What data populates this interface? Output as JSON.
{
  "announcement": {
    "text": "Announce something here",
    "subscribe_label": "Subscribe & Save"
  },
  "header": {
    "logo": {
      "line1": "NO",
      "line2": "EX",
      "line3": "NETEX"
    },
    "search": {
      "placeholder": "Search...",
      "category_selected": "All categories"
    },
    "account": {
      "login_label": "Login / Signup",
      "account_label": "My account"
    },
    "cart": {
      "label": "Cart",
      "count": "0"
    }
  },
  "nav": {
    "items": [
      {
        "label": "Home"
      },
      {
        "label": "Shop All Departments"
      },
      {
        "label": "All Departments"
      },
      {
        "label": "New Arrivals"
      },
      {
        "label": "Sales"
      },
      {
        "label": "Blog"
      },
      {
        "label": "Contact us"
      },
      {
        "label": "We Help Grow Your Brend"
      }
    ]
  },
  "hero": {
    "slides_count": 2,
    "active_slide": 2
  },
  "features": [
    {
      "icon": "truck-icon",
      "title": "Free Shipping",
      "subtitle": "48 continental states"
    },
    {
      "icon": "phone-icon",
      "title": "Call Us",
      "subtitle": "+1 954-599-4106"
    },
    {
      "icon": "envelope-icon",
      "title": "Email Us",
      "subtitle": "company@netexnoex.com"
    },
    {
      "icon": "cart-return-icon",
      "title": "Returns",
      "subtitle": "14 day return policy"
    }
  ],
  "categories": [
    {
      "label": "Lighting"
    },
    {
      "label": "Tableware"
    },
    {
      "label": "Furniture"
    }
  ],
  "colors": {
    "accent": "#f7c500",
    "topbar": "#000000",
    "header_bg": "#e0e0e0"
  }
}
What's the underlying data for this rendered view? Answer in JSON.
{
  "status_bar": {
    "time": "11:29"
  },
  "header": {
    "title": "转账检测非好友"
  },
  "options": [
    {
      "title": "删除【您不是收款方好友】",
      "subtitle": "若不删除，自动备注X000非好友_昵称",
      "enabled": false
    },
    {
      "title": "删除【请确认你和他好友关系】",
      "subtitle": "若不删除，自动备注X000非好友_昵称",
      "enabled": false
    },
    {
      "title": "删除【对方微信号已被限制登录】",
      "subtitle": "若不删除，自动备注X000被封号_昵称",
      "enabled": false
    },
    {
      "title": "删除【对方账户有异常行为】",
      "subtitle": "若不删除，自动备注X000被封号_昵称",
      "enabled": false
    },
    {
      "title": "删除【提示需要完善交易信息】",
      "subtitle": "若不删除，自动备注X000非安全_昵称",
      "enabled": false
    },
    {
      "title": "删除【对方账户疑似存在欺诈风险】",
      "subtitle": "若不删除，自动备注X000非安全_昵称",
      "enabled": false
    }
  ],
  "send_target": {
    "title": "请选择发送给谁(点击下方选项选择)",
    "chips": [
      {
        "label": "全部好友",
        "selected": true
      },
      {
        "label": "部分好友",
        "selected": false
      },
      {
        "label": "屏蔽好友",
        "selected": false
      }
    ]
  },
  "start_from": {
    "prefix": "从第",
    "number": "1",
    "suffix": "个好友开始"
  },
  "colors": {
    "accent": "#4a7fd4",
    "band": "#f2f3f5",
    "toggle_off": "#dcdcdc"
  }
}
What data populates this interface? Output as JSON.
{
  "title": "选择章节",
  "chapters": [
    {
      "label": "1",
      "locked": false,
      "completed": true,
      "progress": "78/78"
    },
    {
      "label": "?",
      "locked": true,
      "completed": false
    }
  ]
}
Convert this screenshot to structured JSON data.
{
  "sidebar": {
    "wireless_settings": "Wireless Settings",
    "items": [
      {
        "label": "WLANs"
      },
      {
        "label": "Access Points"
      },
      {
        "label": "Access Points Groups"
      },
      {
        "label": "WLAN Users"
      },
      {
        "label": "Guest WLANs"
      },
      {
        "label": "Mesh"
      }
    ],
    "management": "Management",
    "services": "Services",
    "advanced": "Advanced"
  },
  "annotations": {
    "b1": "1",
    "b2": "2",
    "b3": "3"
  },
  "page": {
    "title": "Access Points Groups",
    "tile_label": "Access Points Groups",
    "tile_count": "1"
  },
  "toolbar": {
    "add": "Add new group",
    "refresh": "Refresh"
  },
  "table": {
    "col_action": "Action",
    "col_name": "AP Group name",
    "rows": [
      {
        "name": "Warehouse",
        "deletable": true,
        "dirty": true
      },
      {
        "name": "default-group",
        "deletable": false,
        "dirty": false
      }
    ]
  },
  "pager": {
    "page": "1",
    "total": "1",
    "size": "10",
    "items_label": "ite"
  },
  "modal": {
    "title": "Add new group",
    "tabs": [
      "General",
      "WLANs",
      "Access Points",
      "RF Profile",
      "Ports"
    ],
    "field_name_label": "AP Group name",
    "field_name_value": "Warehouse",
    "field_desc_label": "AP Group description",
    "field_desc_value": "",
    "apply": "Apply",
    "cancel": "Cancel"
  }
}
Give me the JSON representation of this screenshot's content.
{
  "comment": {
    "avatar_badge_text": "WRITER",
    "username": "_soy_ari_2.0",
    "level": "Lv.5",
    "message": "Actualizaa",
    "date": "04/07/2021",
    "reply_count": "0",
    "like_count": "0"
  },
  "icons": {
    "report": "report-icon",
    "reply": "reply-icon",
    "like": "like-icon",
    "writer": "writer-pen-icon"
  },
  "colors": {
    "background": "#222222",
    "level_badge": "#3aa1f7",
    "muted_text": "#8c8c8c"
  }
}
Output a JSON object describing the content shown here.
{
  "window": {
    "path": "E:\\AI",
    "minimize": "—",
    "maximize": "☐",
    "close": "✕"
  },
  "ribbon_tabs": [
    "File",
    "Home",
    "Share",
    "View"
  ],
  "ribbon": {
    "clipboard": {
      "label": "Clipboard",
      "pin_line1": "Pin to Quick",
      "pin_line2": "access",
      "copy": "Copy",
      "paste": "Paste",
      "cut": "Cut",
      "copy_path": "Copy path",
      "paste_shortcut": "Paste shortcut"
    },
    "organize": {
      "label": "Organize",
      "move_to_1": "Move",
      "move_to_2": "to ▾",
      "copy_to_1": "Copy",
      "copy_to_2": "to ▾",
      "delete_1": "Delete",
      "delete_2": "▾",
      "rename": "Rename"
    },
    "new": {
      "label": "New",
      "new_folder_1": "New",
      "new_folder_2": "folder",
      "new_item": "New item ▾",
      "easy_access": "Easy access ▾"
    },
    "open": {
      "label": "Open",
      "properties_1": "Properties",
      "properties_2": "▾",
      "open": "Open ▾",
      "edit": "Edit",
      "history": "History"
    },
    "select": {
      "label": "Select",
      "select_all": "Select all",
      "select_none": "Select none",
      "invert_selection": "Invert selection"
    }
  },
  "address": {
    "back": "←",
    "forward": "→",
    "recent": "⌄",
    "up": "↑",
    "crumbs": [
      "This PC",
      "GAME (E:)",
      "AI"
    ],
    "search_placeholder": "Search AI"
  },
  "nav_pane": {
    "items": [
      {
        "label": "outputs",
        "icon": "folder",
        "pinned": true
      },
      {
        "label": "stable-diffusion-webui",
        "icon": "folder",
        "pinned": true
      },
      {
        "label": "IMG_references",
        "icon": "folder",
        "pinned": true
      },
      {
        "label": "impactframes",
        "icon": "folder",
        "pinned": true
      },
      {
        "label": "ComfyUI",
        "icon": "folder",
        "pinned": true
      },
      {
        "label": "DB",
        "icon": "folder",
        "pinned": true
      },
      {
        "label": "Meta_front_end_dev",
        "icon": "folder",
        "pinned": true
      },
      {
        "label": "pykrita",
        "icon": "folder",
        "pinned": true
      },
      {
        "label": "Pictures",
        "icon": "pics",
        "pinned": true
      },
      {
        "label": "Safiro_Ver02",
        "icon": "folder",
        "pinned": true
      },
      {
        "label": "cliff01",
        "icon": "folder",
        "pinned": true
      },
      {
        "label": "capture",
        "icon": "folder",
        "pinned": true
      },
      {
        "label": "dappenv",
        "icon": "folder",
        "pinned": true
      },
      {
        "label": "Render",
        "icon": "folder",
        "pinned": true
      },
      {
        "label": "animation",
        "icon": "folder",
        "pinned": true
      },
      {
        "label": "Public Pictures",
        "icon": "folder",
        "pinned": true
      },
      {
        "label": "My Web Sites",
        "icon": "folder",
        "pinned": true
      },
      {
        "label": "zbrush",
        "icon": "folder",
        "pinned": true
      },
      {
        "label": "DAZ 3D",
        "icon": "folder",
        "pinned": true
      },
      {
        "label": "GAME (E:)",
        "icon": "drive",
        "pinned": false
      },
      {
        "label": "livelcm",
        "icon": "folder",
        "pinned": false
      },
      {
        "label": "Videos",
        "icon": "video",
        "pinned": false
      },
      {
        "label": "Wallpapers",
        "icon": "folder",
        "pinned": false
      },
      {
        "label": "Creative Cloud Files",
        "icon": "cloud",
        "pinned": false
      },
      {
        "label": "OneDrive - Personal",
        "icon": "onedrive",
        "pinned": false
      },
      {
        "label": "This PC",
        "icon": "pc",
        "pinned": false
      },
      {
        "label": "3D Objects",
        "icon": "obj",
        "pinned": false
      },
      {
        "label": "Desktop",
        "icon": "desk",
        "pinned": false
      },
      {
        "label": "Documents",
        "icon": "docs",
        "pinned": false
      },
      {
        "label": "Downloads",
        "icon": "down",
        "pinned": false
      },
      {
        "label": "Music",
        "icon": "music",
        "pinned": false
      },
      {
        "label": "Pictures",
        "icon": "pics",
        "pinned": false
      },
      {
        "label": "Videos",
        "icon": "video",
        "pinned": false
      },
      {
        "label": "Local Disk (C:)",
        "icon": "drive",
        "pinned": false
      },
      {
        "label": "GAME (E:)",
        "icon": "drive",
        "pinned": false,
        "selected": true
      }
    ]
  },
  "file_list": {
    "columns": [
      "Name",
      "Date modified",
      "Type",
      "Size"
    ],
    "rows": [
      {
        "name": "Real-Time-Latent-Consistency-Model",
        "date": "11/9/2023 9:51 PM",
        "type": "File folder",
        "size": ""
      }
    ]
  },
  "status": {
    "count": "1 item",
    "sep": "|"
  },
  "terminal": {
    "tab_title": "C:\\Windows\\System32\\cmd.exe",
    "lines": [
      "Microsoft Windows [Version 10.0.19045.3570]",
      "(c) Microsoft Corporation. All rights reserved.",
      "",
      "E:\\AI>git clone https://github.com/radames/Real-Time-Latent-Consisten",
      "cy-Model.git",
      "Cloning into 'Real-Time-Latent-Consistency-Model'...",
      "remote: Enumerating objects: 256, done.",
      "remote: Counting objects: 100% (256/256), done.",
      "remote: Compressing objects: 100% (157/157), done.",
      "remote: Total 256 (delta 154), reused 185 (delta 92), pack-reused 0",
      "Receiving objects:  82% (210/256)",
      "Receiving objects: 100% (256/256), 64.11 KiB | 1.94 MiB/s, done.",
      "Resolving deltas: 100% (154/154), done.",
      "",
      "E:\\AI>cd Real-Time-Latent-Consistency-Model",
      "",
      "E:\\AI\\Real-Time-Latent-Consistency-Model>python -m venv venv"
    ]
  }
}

-.-.-

Where a line of the entries contains the word "WLANs", copy that line.

▶ **Task answer**:
        "label": "WLANs"
        "label": "Guest WLANs"
      "WLANs",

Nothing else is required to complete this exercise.